→ Dataset entries on figures:
◇ ◇ ◇ ◇ ◇ ◇ ◇

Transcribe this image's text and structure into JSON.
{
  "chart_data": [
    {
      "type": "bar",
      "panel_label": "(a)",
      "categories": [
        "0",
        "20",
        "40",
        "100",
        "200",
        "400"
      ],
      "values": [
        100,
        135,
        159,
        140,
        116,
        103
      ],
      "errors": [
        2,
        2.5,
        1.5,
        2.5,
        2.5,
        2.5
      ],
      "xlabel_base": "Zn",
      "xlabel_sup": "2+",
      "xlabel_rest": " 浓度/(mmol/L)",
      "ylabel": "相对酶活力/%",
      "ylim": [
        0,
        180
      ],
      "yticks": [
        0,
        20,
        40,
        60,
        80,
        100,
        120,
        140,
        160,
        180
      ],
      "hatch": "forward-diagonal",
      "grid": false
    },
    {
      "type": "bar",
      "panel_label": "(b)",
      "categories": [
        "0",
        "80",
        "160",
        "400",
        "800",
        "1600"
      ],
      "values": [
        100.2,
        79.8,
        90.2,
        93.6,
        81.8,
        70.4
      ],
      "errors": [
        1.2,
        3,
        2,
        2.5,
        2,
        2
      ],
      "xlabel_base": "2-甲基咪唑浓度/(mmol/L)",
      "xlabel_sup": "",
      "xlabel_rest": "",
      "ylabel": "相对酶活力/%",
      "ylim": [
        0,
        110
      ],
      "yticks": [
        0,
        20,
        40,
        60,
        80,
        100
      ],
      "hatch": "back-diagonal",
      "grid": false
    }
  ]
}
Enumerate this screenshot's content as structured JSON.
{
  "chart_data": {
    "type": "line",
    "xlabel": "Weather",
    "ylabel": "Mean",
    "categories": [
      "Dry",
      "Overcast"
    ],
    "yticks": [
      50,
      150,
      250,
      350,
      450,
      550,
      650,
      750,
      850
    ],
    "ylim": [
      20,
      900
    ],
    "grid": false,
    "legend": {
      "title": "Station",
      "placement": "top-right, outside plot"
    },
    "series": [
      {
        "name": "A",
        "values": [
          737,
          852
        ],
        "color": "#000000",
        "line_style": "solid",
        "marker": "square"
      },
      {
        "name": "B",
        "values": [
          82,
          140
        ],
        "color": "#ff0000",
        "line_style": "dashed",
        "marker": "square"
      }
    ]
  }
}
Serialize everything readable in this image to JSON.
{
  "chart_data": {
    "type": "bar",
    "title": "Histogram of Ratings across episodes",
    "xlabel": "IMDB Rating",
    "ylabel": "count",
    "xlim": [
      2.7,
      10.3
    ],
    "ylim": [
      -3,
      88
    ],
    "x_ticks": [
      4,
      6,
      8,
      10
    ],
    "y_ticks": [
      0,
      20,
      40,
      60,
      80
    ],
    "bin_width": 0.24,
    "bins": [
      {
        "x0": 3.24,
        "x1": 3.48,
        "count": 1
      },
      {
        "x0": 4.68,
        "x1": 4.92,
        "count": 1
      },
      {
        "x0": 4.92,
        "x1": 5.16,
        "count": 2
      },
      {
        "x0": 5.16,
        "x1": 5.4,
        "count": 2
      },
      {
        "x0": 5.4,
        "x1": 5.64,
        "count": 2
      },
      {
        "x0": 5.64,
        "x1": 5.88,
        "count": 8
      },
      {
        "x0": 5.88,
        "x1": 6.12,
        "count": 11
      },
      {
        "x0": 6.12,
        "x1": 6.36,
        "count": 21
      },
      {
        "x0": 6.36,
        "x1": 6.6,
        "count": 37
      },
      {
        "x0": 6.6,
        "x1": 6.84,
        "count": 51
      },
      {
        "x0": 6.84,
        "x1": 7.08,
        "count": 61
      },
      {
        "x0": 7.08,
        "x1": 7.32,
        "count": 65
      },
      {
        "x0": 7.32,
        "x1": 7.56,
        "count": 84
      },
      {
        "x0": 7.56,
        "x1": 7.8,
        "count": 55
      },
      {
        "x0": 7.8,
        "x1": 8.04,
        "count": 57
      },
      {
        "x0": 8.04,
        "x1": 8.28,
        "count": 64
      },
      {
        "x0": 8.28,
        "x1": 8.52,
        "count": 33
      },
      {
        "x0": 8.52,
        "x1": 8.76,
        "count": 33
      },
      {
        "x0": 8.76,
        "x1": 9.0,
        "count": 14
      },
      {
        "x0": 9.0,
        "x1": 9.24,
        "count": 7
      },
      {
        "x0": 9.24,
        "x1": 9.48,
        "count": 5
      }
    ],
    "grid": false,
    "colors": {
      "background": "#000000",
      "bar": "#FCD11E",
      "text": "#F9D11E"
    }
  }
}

◇ ◇ ◇ ◇ ◇ ◇ ◇

→ Exercise goal:
Which lines in the listing above hold the word "image"? Show each of them.

→ Result for this task:
Transcribe this image's text and structure into JSON.
Serialize everything readable in this image to JSON.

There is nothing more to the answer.